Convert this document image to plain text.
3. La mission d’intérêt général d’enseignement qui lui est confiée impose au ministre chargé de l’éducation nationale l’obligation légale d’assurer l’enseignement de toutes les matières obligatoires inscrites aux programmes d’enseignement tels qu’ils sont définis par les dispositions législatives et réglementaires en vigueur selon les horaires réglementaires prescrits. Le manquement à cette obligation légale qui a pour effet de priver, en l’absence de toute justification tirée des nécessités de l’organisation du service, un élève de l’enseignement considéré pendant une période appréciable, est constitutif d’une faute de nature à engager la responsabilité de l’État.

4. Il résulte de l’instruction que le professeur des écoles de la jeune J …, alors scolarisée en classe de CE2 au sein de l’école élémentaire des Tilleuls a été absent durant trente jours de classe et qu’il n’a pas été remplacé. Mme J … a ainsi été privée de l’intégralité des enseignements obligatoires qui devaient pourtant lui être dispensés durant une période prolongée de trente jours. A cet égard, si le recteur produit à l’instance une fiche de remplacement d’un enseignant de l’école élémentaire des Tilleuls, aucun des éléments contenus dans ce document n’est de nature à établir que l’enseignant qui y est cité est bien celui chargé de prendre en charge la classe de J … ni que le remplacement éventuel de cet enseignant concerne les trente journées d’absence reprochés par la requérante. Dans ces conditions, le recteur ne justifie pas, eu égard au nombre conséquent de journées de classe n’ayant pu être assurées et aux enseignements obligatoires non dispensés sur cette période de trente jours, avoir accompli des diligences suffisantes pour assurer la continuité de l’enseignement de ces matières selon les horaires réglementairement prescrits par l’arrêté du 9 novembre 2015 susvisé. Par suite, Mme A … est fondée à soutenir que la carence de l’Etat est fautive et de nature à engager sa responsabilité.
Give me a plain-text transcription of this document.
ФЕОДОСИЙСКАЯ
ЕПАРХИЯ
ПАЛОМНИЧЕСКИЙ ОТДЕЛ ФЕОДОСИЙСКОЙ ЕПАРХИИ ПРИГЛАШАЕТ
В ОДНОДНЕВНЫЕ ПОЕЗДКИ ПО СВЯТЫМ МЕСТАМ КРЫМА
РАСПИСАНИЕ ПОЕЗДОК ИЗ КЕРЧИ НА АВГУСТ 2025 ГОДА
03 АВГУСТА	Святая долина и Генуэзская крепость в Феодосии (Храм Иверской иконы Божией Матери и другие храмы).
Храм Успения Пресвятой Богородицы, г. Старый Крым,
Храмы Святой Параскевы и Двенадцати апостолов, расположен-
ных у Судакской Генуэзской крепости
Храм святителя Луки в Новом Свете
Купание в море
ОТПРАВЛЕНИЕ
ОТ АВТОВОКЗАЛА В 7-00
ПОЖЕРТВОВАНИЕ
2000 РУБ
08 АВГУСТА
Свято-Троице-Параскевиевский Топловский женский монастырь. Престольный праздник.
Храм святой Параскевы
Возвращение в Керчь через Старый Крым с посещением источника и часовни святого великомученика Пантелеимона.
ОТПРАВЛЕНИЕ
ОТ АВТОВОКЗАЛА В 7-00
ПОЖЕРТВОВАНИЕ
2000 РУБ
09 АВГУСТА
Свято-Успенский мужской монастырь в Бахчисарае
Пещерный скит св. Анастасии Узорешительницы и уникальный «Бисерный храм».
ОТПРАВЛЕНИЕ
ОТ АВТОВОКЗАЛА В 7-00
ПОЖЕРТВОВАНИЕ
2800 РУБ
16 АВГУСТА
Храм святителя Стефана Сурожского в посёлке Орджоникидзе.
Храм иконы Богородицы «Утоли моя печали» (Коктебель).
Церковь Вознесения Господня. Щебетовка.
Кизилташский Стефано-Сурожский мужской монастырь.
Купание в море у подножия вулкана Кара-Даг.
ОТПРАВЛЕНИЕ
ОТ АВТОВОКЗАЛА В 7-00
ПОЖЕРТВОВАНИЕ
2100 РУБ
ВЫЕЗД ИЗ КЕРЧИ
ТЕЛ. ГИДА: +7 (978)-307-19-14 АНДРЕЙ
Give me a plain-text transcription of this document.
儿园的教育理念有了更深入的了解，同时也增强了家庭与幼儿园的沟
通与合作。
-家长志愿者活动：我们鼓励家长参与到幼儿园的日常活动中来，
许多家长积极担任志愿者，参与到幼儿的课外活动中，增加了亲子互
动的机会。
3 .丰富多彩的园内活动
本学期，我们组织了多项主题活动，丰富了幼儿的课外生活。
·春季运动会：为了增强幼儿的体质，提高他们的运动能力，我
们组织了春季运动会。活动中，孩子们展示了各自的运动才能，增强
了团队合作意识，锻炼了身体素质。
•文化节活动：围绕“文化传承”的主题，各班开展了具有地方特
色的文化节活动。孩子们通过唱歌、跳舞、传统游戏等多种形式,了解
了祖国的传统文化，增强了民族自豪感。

• OBJECTIVE:
From the entries above, select each line containing the string "монастырь".

• ANSWER FOR THIS EXERCISE:
Свято-Троице-Параскевиевский Топловский женский монастырь. Престольный праздник.
Свято-Успенский мужской монастырь в Бахчисарае
Кизилташский Стефано-Сурожский мужской монастырь.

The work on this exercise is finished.